▶ [Instructions to follow]: Write out the entries again exactly as they are given.

Collection entries:
▼▼▼

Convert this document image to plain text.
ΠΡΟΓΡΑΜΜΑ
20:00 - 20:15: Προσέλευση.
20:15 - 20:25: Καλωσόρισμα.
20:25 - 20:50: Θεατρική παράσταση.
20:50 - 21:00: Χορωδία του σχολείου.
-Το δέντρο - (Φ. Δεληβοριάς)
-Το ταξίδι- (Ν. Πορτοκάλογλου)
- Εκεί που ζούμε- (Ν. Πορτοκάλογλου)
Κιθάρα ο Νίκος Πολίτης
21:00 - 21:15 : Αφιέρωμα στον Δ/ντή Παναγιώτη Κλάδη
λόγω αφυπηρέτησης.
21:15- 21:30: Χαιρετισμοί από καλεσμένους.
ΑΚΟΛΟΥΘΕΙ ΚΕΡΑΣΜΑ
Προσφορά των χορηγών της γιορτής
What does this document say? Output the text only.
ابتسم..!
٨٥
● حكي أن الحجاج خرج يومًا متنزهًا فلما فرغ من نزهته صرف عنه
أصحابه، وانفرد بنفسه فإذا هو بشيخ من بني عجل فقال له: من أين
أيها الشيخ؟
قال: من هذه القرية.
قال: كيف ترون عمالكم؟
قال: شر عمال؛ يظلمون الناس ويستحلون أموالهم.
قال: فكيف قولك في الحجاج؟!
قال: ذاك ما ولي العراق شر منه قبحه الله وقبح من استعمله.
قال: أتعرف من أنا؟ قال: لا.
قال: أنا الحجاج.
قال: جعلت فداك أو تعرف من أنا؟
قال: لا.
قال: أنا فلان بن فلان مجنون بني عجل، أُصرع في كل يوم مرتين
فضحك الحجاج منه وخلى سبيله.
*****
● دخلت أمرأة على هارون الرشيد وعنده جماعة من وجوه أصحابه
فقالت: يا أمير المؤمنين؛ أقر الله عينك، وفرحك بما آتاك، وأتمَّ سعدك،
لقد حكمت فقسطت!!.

▲▲▲

▶ [Full output]:
Convert this document image to plain text.
ΠΡΟΓΡΑΜΜΑ
20:00 - 20:15: Προσέλευση.
20:15 - 20:25: Καλωσόρισμα.
20:25 - 20:50: Θεατρική παράσταση.
20:50 - 21:00: Χορωδία του σχολείου.
-Το δέντρο - (Φ. Δεληβοριάς)
-Το ταξίδι- (Ν. Πορτοκάλογλου)
- Εκεί που ζούμε- (Ν. Πορτοκάλογλου)
Κιθάρα ο Νίκος Πολίτης
21:00 - 21:15 : Αφιέρωμα στον Δ/ντή Παναγιώτη Κλάδη
λόγω αφυπηρέτησης.
21:15- 21:30: Χαιρετισμοί από καλεσμένους.
ΑΚΟΛΟΥΘΕΙ ΚΕΡΑΣΜΑ
Προσφορά των χορηγών της γιορτής
What does this document say? Output the text only.
ابتسم..!
٨٥
● حكي أن الحجاج خرج يومًا متنزهًا فلما فرغ من نزهته صرف عنه
أصحابه، وانفرد بنفسه فإذا هو بشيخ من بني عجل فقال له: من أين
أيها الشيخ؟
قال: من هذه القرية.
قال: كيف ترون عمالكم؟
قال: شر عمال؛ يظلمون الناس ويستحلون أموالهم.
قال: فكيف قولك في الحجاج؟!
قال: ذاك ما ولي العراق شر منه قبحه الله وقبح من استعمله.
قال: أتعرف من أنا؟ قال: لا.
قال: أنا الحجاج.
قال: جعلت فداك أو تعرف من أنا؟
قال: لا.
قال: أنا فلان بن فلان مجنون بني عجل، أُصرع في كل يوم مرتين
فضحك الحجاج منه وخلى سبيله.
*****
● دخلت أمرأة على هارون الرشيد وعنده جماعة من وجوه أصحابه
فقالت: يا أمير المؤمنين؛ أقر الله عينك، وفرحك بما آتاك، وأتمَّ سعدك،
لقد حكمت فقسطت!!.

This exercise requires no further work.